> Saved data entries:
:::::
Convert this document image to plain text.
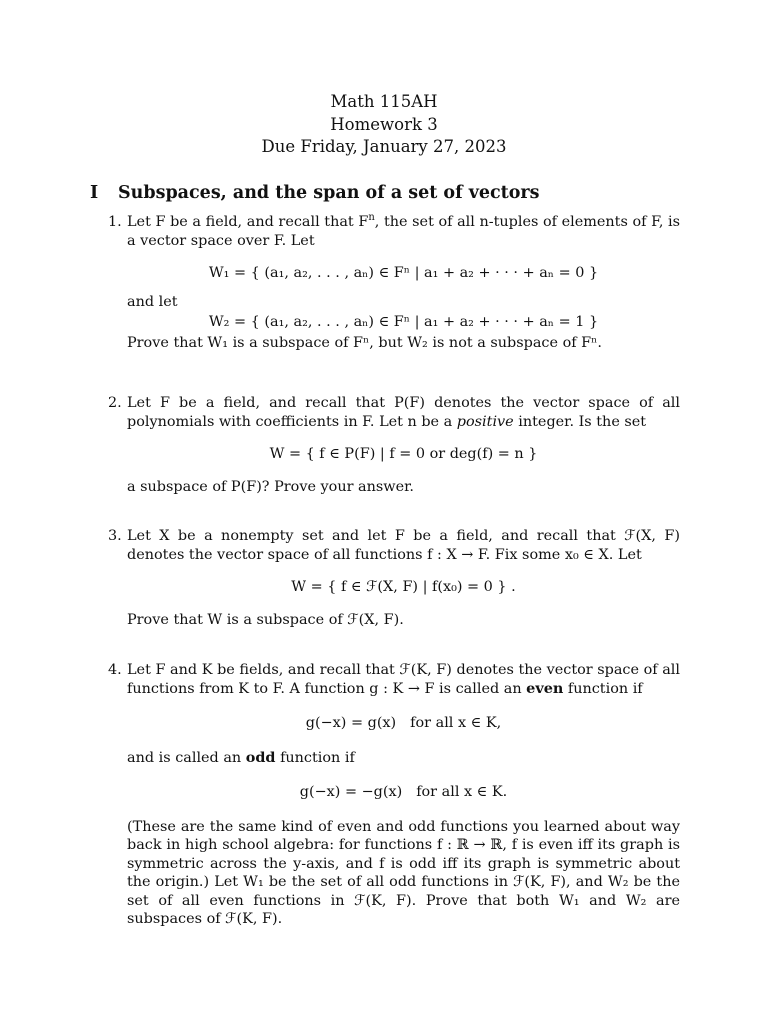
Math 115AH
Homework 3
Due Friday, January 27, 2023
I Subspaces, and the span of a set of vectors
1. Let F be a field, and recall that $F^n$, the set of all n-tuples of elements of F, is a vector space over F. Let

W₁ = { (a₁, a₂, . . . , aₙ) ∈ Fⁿ | a₁ + a₂ + · · · + aₙ = 0 }

and let

W₂ = { (a₁, a₂, . . . , aₙ) ∈ Fⁿ | a₁ + a₂ + · · · + aₙ = 1 }

Prove that W₁ is a subspace of Fⁿ, but W₂ is not a subspace of Fⁿ.

2. Let F be a field, and recall that P(F) denotes the vector space of all polynomials with coefficients in F. Let n be a positive integer. Is the set

W = { f ∈ P(F) | f = 0 or deg(f) = n }

a subspace of P(F)? Prove your answer.

3. Let X be a nonempty set and let F be a field, and recall that ℱ(X, F) denotes the vector space of all functions f : X → F. Fix some x₀ ∈ X. Let

W = { f ∈ ℱ(X, F) | f(x₀) = 0 } .

Prove that W is a subspace of ℱ(X, F).

4. Let F and K be fields, and recall that ℱ(K, F) denotes the vector space of all functions from K to F. A function g : K → F is called an even function if

g(−x) = g(x) for all x ∈ K,

and is called an odd function if

g(−x) = −g(x) for all x ∈ K.

(These are the same kind of even and odd functions you learned about way back in high school algebra: for functions f : ℝ → ℝ, f is even iff its graph is symmetric across the y-axis, and f is odd iff its graph is symmetric about the origin.) Let W₁ be the set of all odd functions in ℱ(K, F), and W₂ be the set of all even functions in ℱ(K, F). Prove that both W₁ and W₂ are subspaces of ℱ(K, F).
:::::
> TO BE DONE:
Every line of the records that includes the word "called" should be gathered.

> RESPONSE:
4. Let F and K be fields, and recall that ℱ(K, F) denotes the vector space of all functions from K to F. A function g : K → F is called an even function if
and is called an odd function if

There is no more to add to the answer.